# Extracted data:

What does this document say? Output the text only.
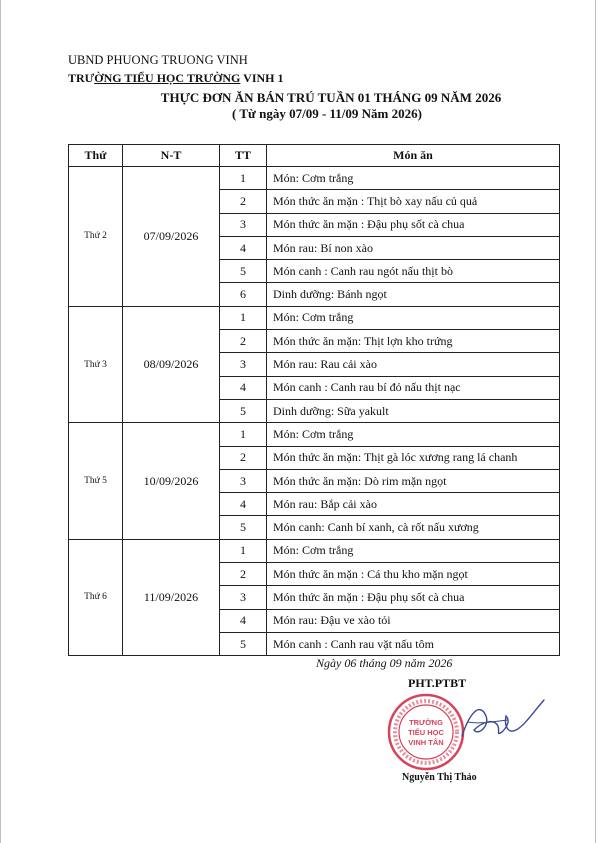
UBND PHUONG TRUONG VINH
TRƯỜNG TIỂU HỌC TRƯỜNG VINH 1
THỰC ĐƠN ĂN BÁN TRÚ TUẦN 01 THÁNG 09 NĂM 2026
( Từ ngày 07/09 - 11/09 Năm 2026)
Thứ	N-T	TT	Món ăn
Thứ 2	07/09/2026	1	Món: Cơm trắng
		2	Món thức ăn mặn : Thịt bò xay nấu củ quả
		3	Món thức ăn mặn : Đậu phụ sốt cà chua
		4	Món rau: Bí non xào
		5	Món canh : Canh rau ngót nấu thịt bò
		6	Dinh dưỡng: Bánh ngọt
Thứ 3	08/09/2026	1	Món: Cơm trắng
		2	Món thức ăn mặn: Thịt lợn kho trứng
		3	Món rau: Rau cải xào
		4	Món canh : Canh rau bí đỏ nấu thịt nạc
		5	Dinh dưỡng: Sữa yakult
Thứ 5	10/09/2026	1	Món: Cơm trắng
		2	Món thức ăn mặn: Thịt gà lóc xương rang lá chanh
		3	Món thức ăn mặn: Dò rim mặn ngọt
		4	Món rau: Bắp cải xào
		5	Món canh: Canh bí xanh, cà rốt nấu xương
Thứ 6	11/09/2026	1	Món: Cơm trắng
		2	Món thức ăn mặn : Cá thu kho mặn ngọt
		3	Món thức ăn mặn : Đậu phụ sốt cà chua
		4	Món rau: Đậu ve xào tỏi
		5	Món canh : Canh rau vặt nấu tôm
Ngày 06 tháng 09 năm 2026
PHT.PTBT
TRƯỜNG
TIỂU HỌC
VINH TÂN
Nguyễn Thị Thảo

# To be done:
Write out all the entries exactly, except for the pictures.

# Task result:
What does this document say? Output the text only.
UBND PHUONG TRUONG VINH
TRƯỜNG TIỂU HỌC TRƯỜNG VINH 1
THỰC ĐƠN ĂN BÁN TRÚ TUẦN 01 THÁNG 09 NĂM 2026
( Từ ngày 07/09 - 11/09 Năm 2026)
Thứ	N-T	TT	Món ăn
Thứ 2	07/09/2026	1	Món: Cơm trắng
		2	Món thức ăn mặn : Thịt bò xay nấu củ quả
		3	Món thức ăn mặn : Đậu phụ sốt cà chua
		4	Món rau: Bí non xào
		5	Món canh : Canh rau ngót nấu thịt bò
		6	Dinh dưỡng: Bánh ngọt
Thứ 3	08/09/2026	1	Món: Cơm trắng
		2	Món thức ăn mặn: Thịt lợn kho trứng
		3	Món rau: Rau cải xào
		4	Món canh : Canh rau bí đỏ nấu thịt nạc
		5	Dinh dưỡng: Sữa yakult
Thứ 5	10/09/2026	1	Món: Cơm trắng
		2	Món thức ăn mặn: Thịt gà lóc xương rang lá chanh
		3	Món thức ăn mặn: Dò rim mặn ngọt
		4	Món rau: Bắp cải xào
		5	Món canh: Canh bí xanh, cà rốt nấu xương
Thứ 6	11/09/2026	1	Món: Cơm trắng
		2	Món thức ăn mặn : Cá thu kho mặn ngọt
		3	Món thức ăn mặn : Đậu phụ sốt cà chua
		4	Món rau: Đậu ve xào tỏi
		5	Món canh : Canh rau vặt nấu tôm
Ngày 06 tháng 09 năm 2026
PHT.PTBT
TRƯỜNG
TIỂU HỌC
VINH TÂN
Nguyễn Thị Thảo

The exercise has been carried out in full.